**TASK**
Reproduce the following records line for line, with no changes of any kind.

>> START RECORDS SHOWN

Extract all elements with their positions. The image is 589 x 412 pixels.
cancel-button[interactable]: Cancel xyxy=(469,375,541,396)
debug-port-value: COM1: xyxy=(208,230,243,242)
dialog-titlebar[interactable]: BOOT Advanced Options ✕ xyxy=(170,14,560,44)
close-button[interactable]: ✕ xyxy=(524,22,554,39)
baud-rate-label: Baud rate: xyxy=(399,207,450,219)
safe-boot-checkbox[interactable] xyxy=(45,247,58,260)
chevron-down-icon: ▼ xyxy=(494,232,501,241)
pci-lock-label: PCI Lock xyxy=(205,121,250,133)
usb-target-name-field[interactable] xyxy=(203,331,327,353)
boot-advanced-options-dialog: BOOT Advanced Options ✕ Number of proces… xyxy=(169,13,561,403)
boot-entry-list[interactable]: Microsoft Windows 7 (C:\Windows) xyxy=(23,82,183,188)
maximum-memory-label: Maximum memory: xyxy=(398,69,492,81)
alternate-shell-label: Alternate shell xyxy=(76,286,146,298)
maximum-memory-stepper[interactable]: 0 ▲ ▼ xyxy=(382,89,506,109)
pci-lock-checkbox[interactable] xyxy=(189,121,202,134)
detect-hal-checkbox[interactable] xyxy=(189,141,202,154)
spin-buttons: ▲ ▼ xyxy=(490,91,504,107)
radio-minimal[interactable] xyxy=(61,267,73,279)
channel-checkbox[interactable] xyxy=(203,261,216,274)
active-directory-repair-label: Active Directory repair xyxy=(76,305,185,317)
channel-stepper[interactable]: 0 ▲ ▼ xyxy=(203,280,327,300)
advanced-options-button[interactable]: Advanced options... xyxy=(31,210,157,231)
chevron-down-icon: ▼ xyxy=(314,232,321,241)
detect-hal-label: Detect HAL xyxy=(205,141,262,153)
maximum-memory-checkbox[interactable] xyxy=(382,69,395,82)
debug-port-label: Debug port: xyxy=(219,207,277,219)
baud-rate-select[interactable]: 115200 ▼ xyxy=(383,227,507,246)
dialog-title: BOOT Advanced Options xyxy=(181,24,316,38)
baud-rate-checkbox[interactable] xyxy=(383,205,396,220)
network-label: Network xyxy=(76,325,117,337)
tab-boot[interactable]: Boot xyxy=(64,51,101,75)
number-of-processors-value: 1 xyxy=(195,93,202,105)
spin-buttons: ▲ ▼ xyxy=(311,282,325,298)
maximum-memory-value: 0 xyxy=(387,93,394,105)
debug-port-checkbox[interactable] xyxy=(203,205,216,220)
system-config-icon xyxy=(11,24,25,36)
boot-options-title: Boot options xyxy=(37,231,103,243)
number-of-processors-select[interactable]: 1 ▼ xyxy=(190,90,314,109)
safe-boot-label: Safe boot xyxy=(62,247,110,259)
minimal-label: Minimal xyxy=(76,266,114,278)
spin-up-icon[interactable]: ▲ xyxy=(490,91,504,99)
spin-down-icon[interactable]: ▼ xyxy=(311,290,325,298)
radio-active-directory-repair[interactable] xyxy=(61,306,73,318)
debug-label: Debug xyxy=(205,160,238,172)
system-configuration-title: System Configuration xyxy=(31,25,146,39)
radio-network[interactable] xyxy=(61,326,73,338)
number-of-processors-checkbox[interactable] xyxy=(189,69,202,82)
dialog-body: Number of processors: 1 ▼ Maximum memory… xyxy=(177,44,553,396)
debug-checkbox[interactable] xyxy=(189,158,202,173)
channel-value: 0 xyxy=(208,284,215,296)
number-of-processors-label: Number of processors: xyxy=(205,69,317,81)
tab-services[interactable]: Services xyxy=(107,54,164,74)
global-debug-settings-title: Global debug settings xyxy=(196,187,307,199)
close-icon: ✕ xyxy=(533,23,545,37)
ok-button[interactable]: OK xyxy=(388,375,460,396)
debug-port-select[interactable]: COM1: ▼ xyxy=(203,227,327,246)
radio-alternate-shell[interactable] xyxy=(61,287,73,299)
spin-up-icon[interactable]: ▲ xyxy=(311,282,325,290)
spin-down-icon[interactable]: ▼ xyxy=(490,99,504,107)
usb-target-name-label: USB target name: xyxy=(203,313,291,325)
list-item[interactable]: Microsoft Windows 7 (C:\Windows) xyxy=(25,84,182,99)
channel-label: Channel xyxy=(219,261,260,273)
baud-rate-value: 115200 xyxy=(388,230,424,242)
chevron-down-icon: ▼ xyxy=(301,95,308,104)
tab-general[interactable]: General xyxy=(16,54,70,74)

>> END RECORDS SHOWN

**RESULT FOR THIS TASK**
Extract all elements with their positions. The image is 589 x 412 pixels.
cancel-button[interactable]: Cancel xyxy=(469,375,541,396)
debug-port-value: COM1: xyxy=(208,230,243,242)
dialog-titlebar[interactable]: BOOT Advanced Options ✕ xyxy=(170,14,560,44)
close-button[interactable]: ✕ xyxy=(524,22,554,39)
baud-rate-label: Baud rate: xyxy=(399,207,450,219)
safe-boot-checkbox[interactable] xyxy=(45,247,58,260)
chevron-down-icon: ▼ xyxy=(494,232,501,241)
pci-lock-label: PCI Lock xyxy=(205,121,250,133)
usb-target-name-field[interactable] xyxy=(203,331,327,353)
boot-advanced-options-dialog: BOOT Advanced Options ✕ Number of proces… xyxy=(169,13,561,403)
boot-entry-list[interactable]: Microsoft Windows 7 (C:\Windows) xyxy=(23,82,183,188)
maximum-memory-label: Maximum memory: xyxy=(398,69,492,81)
alternate-shell-label: Alternate shell xyxy=(76,286,146,298)
maximum-memory-stepper[interactable]: 0 ▲ ▼ xyxy=(382,89,506,109)
pci-lock-checkbox[interactable] xyxy=(189,121,202,134)
detect-hal-checkbox[interactable] xyxy=(189,141,202,154)
spin-buttons: ▲ ▼ xyxy=(490,91,504,107)
radio-minimal[interactable] xyxy=(61,267,73,279)
channel-checkbox[interactable] xyxy=(203,261,216,274)
active-directory-repair-label: Active Directory repair xyxy=(76,305,185,317)
channel-stepper[interactable]: 0 ▲ ▼ xyxy=(203,280,327,300)
advanced-options-button[interactable]: Advanced options... xyxy=(31,210,157,231)
chevron-down-icon: ▼ xyxy=(314,232,321,241)
detect-hal-label: Detect HAL xyxy=(205,141,262,153)
maximum-memory-checkbox[interactable] xyxy=(382,69,395,82)
debug-port-label: Debug port: xyxy=(219,207,277,219)
baud-rate-select[interactable]: 115200 ▼ xyxy=(383,227,507,246)
dialog-title: BOOT Advanced Options xyxy=(181,24,316,38)
baud-rate-checkbox[interactable] xyxy=(383,205,396,220)
network-label: Network xyxy=(76,325,117,337)
tab-boot[interactable]: Boot xyxy=(64,51,101,75)
number-of-processors-value: 1 xyxy=(195,93,202,105)
spin-buttons: ▲ ▼ xyxy=(311,282,325,298)
maximum-memory-value: 0 xyxy=(387,93,394,105)
debug-port-checkbox[interactable] xyxy=(203,205,216,220)
system-config-icon xyxy=(11,24,25,36)
boot-options-title: Boot options xyxy=(37,231,103,243)
number-of-processors-select[interactable]: 1 ▼ xyxy=(190,90,314,109)
safe-boot-label: Safe boot xyxy=(62,247,110,259)
minimal-label: Minimal xyxy=(76,266,114,278)
spin-up-icon[interactable]: ▲ xyxy=(490,91,504,99)
spin-down-icon[interactable]: ▼ xyxy=(311,290,325,298)
radio-active-directory-repair[interactable] xyxy=(61,306,73,318)
debug-label: Debug xyxy=(205,160,238,172)
system-configuration-title: System Configuration xyxy=(31,25,146,39)
radio-network[interactable] xyxy=(61,326,73,338)
number-of-processors-checkbox[interactable] xyxy=(189,69,202,82)
dialog-body: Number of processors: 1 ▼ Maximum memory… xyxy=(177,44,553,396)
debug-checkbox[interactable] xyxy=(189,158,202,173)
channel-value: 0 xyxy=(208,284,215,296)
number-of-processors-label: Number of processors: xyxy=(205,69,317,81)
tab-services[interactable]: Services xyxy=(107,54,164,74)
global-debug-settings-title: Global debug settings xyxy=(196,187,307,199)
close-icon: ✕ xyxy=(533,23,545,37)
ok-button[interactable]: OK xyxy=(388,375,460,396)
debug-port-select[interactable]: COM1: ▼ xyxy=(203,227,327,246)
radio-alternate-shell[interactable] xyxy=(61,287,73,299)
spin-up-icon[interactable]: ▲ xyxy=(311,282,325,290)
spin-down-icon[interactable]: ▼ xyxy=(490,99,504,107)
usb-target-name-label: USB target name: xyxy=(203,313,291,325)
list-item[interactable]: Microsoft Windows 7 (C:\Windows) xyxy=(25,84,182,99)
channel-label: Channel xyxy=(219,261,260,273)
baud-rate-value: 115200 xyxy=(388,230,424,242)
chevron-down-icon: ▼ xyxy=(301,95,308,104)
tab-general[interactable]: General xyxy=(16,54,70,74)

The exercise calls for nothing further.